- TASK TO CARRY OUT: Show every line below where "plains" can be found.

- Excerpts from a figure dataset:
◇ ◇ ◇ ◇
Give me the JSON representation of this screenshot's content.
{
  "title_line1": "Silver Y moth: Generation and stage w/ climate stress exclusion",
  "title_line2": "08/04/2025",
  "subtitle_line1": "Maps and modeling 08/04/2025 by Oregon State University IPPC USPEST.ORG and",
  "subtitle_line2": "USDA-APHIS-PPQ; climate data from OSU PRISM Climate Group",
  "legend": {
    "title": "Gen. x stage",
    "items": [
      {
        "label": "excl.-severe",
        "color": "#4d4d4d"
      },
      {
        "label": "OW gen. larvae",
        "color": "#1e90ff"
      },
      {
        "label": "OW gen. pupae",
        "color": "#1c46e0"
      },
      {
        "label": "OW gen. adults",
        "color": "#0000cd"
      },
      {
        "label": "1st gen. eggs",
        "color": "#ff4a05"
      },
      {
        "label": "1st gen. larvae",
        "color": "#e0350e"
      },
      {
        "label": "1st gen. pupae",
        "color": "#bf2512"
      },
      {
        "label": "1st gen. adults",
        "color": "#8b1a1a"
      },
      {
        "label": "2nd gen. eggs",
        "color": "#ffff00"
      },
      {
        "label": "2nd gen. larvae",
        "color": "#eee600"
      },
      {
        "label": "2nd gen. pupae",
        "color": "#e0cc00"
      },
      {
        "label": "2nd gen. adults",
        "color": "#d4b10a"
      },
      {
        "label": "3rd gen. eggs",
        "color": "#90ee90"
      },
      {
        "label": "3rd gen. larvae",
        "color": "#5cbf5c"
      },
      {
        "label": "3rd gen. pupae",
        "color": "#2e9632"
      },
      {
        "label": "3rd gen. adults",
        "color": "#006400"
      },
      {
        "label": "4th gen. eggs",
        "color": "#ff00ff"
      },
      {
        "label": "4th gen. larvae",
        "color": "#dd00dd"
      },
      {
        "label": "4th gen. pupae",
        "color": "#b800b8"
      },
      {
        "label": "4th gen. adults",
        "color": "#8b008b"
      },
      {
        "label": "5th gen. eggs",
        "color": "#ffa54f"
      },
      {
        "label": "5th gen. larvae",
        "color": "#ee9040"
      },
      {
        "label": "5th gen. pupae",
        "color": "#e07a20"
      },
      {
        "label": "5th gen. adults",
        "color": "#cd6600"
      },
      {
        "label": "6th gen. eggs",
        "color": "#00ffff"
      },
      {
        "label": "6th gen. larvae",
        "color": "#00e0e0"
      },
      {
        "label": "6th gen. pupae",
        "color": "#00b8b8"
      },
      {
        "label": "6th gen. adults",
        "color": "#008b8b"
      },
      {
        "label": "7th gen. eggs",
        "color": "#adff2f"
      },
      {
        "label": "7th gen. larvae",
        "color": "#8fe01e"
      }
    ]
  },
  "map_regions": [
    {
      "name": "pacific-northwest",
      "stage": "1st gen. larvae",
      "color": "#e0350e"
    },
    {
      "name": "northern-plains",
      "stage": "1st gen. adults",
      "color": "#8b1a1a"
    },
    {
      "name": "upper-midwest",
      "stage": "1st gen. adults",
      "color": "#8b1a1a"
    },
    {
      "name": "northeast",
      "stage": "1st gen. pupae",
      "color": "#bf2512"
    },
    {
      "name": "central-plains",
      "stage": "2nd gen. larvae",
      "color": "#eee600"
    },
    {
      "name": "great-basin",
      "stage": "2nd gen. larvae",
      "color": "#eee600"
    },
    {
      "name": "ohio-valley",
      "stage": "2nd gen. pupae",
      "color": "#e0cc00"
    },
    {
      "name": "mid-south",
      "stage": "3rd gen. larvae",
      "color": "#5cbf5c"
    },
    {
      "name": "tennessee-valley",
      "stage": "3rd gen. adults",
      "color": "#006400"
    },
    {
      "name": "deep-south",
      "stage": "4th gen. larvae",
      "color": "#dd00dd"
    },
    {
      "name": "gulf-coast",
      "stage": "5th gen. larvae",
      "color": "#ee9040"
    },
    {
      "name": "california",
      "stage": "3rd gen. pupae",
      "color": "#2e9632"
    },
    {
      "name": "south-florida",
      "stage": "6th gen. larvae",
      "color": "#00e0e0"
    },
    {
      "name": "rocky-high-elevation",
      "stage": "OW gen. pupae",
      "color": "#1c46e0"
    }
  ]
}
◇ ◇ ◇ ◇
- RESPONSE BELOW:
      "name": "northern-plains",
      "name": "central-plains",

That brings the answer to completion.